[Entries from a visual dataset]
-- start --

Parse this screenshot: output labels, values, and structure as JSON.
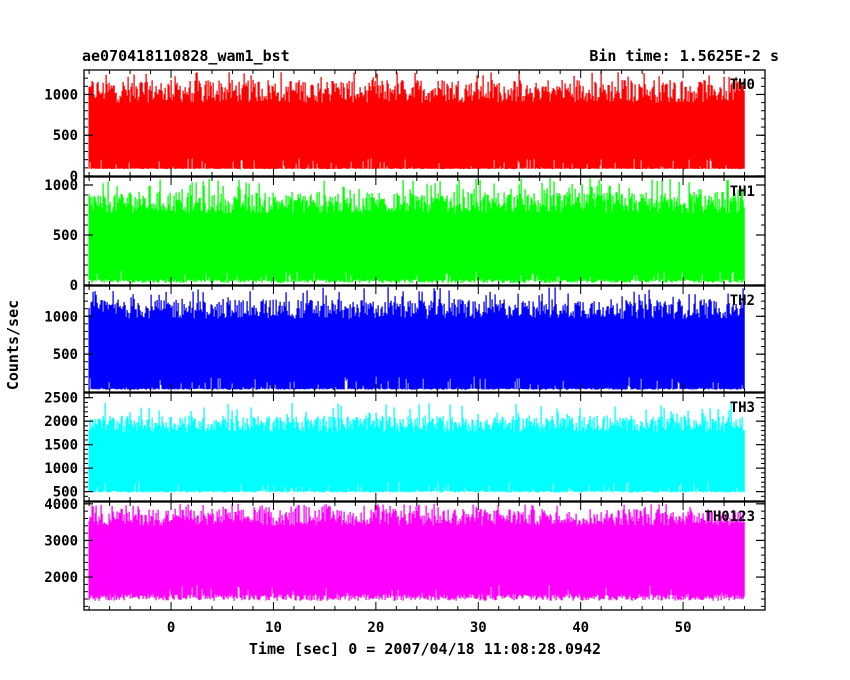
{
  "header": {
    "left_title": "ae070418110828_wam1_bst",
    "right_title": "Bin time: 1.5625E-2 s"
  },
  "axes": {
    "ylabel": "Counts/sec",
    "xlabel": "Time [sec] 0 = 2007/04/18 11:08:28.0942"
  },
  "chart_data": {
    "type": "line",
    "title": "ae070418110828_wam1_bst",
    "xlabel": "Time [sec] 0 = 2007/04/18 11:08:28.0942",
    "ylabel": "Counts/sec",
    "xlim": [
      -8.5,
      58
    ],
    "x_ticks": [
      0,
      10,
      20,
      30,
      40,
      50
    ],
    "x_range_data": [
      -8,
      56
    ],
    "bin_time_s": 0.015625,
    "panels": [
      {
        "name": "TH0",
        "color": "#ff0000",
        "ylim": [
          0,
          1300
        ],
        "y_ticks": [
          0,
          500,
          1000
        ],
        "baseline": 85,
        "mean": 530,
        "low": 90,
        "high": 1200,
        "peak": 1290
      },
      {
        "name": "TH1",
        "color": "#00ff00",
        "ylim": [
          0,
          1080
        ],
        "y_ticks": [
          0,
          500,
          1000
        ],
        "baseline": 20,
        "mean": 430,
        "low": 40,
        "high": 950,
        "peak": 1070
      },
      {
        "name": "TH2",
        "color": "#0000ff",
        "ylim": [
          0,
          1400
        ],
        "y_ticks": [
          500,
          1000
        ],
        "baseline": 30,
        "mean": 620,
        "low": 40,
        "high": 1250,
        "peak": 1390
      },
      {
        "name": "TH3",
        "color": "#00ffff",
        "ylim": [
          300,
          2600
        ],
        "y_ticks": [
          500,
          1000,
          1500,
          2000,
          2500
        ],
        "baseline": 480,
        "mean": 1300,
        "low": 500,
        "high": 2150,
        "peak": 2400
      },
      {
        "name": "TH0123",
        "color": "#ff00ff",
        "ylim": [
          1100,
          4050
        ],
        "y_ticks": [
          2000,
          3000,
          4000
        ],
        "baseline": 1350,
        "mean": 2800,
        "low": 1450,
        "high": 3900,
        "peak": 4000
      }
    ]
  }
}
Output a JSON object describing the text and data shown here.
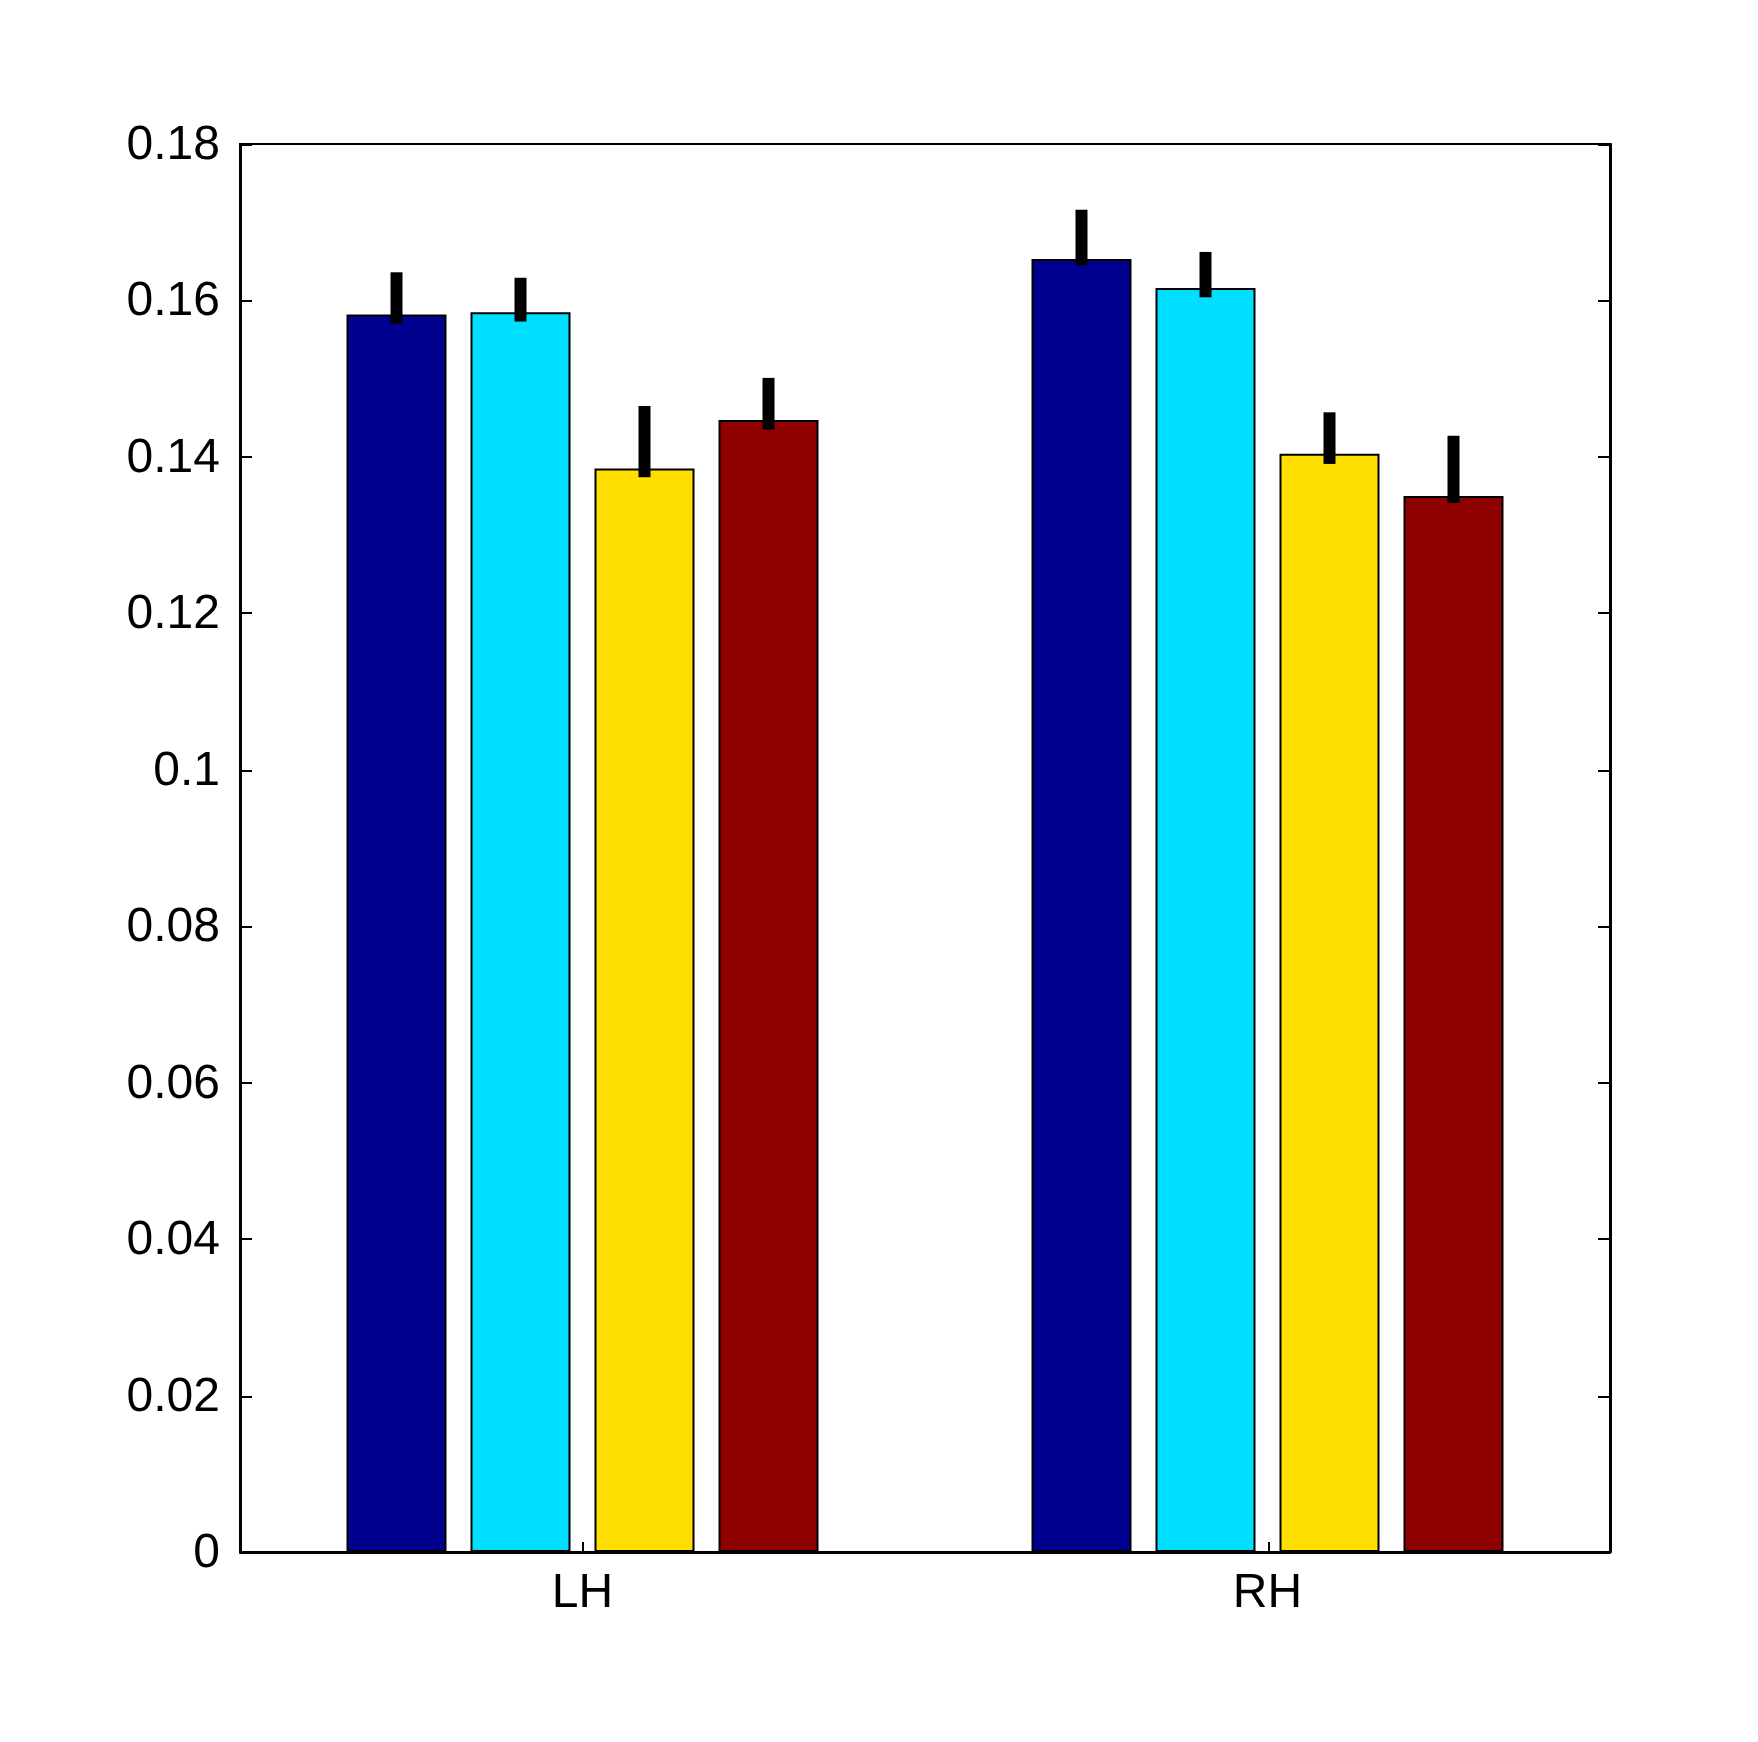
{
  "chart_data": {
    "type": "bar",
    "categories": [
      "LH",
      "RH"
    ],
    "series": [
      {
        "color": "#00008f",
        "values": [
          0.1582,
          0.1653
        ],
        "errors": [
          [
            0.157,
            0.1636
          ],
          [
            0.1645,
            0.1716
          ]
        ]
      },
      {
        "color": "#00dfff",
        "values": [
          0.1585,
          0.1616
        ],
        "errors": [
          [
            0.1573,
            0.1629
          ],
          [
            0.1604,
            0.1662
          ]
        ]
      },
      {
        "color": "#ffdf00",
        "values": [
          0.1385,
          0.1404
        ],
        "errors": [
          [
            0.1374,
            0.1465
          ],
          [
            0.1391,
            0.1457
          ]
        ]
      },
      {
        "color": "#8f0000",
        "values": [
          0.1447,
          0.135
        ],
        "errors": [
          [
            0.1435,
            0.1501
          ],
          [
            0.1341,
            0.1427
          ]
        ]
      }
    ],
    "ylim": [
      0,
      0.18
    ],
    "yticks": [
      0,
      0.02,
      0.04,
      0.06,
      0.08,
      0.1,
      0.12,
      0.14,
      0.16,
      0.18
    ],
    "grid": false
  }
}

-- end --

Goal
Copy the material above exactly and drop the pictures.

Solved exercise
Parse this screenshot: output labels, values, and structure as JSON.
{
  "header": {
    "left_title": "ae070418110828_wam1_bst",
    "right_title": "Bin time: 1.5625E-2 s"
  },
  "axes": {
    "ylabel": "Counts/sec",
    "xlabel": "Time [sec] 0 = 2007/04/18 11:08:28.0942"
  },
  "chart_data": {
    "type": "line",
    "title": "ae070418110828_wam1_bst",
    "xlabel": "Time [sec] 0 = 2007/04/18 11:08:28.0942",
    "ylabel": "Counts/sec",
    "xlim": [
      -8.5,
      58
    ],
    "x_ticks": [
      0,
      10,
      20,
      30,
      40,
      50
    ],
    "x_range_data": [
      -8,
      56
    ],
    "bin_time_s": 0.015625,
    "panels": [
      {
        "name": "TH0",
        "color": "#ff0000",
        "ylim": [
          0,
          1300
        ],
        "y_ticks": [
          0,
          500,
          1000
        ],
        "baseline": 85,
        "mean": 530,
        "low": 90,
        "high": 1200,
        "peak": 1290
      },
      {
        "name": "TH1",
        "color": "#00ff00",
        "ylim": [
          0,
          1080
        ],
        "y_ticks": [
          0,
          500,
          1000
        ],
        "baseline": 20,
        "mean": 430,
        "low": 40,
        "high": 950,
        "peak": 1070
      },
      {
        "name": "TH2",
        "color": "#0000ff",
        "ylim": [
          0,
          1400
        ],
        "y_ticks": [
          500,
          1000
        ],
        "baseline": 30,
        "mean": 620,
        "low": 40,
        "high": 1250,
        "peak": 1390
      },
      {
        "name": "TH3",
        "color": "#00ffff",
        "ylim": [
          300,
          2600
        ],
        "y_ticks": [
          500,
          1000,
          1500,
          2000,
          2500
        ],
        "baseline": 480,
        "mean": 1300,
        "low": 500,
        "high": 2150,
        "peak": 2400
      },
      {
        "name": "TH0123",
        "color": "#ff00ff",
        "ylim": [
          1100,
          4050
        ],
        "y_ticks": [
          2000,
          3000,
          4000
        ],
        "baseline": 1350,
        "mean": 2800,
        "low": 1450,
        "high": 3900,
        "peak": 4000
      }
    ]
  }
}
Output a JSON object describing the text and data shown here.
{
  "chart_data": {
    "type": "bar",
    "categories": [
      "LH",
      "RH"
    ],
    "series": [
      {
        "color": "#00008f",
        "values": [
          0.1582,
          0.1653
        ],
        "errors": [
          [
            0.157,
            0.1636
          ],
          [
            0.1645,
            0.1716
          ]
        ]
      },
      {
        "color": "#00dfff",
        "values": [
          0.1585,
          0.1616
        ],
        "errors": [
          [
            0.1573,
            0.1629
          ],
          [
            0.1604,
            0.1662
          ]
        ]
      },
      {
        "color": "#ffdf00",
        "values": [
          0.1385,
          0.1404
        ],
        "errors": [
          [
            0.1374,
            0.1465
          ],
          [
            0.1391,
            0.1457
          ]
        ]
      },
      {
        "color": "#8f0000",
        "values": [
          0.1447,
          0.135
        ],
        "errors": [
          [
            0.1435,
            0.1501
          ],
          [
            0.1341,
            0.1427
          ]
        ]
      }
    ],
    "ylim": [
      0,
      0.18
    ],
    "yticks": [
      0,
      0.02,
      0.04,
      0.06,
      0.08,
      0.1,
      0.12,
      0.14,
      0.16,
      0.18
    ],
    "grid": false
  }
}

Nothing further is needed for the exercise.